▶ What the task asks: From the records below, pull out each line that contains the string "search".

- - - - - - -

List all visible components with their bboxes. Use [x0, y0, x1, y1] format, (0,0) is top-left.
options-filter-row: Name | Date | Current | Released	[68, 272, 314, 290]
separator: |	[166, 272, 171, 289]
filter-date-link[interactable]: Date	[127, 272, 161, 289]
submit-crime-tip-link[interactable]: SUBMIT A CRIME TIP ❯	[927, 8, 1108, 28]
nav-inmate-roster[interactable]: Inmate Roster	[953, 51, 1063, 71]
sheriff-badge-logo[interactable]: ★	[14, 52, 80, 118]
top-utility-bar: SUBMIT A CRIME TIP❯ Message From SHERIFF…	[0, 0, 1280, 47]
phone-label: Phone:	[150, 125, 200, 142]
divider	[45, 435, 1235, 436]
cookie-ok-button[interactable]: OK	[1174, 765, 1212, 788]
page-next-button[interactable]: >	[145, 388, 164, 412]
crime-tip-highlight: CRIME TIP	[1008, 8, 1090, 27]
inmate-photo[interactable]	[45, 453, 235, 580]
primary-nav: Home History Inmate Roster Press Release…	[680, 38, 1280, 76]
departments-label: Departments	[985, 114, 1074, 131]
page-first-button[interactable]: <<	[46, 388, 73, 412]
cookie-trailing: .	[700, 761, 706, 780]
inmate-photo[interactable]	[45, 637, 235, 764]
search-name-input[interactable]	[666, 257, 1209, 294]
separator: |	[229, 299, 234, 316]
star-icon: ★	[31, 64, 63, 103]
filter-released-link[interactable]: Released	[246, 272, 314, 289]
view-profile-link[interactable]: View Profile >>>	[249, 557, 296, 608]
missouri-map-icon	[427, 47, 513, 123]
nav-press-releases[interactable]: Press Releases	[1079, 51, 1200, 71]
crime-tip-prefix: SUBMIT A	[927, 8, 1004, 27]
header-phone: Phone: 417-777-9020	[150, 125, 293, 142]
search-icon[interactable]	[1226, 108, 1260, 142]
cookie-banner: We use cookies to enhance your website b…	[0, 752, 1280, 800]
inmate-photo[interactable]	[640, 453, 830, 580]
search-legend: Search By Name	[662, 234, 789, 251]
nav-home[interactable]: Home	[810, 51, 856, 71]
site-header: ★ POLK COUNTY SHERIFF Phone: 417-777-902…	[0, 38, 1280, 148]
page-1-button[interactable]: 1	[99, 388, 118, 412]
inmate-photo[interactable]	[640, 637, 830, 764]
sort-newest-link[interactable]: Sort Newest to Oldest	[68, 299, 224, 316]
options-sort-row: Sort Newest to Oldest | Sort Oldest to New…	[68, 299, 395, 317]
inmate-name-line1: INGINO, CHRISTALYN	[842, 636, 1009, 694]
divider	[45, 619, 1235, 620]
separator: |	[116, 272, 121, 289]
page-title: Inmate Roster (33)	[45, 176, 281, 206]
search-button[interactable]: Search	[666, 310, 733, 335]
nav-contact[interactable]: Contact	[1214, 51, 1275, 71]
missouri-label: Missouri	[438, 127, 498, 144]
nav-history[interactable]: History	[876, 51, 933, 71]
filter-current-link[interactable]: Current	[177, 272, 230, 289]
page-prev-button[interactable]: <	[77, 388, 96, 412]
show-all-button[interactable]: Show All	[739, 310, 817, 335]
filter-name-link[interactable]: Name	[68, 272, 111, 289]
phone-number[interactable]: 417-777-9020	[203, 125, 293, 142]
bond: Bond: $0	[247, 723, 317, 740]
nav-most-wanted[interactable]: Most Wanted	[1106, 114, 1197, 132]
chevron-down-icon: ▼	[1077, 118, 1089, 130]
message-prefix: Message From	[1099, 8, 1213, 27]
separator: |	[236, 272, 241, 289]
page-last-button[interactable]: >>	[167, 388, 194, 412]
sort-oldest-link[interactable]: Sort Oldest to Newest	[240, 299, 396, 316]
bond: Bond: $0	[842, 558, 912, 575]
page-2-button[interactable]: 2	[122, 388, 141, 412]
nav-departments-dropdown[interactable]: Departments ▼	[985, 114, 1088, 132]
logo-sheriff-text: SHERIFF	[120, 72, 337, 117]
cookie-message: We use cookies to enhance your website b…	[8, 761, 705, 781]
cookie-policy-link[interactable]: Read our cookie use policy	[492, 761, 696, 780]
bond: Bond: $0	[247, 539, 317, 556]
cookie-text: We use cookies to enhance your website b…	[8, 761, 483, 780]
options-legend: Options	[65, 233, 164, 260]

- - - - - - -

▶ Expected output:
search-name-input[interactable]	[666, 257, 1209, 294]
search-icon[interactable]	[1226, 108, 1260, 142]
search-legend: Search By Name	[662, 234, 789, 251]
search-button[interactable]: Search	[666, 310, 733, 335]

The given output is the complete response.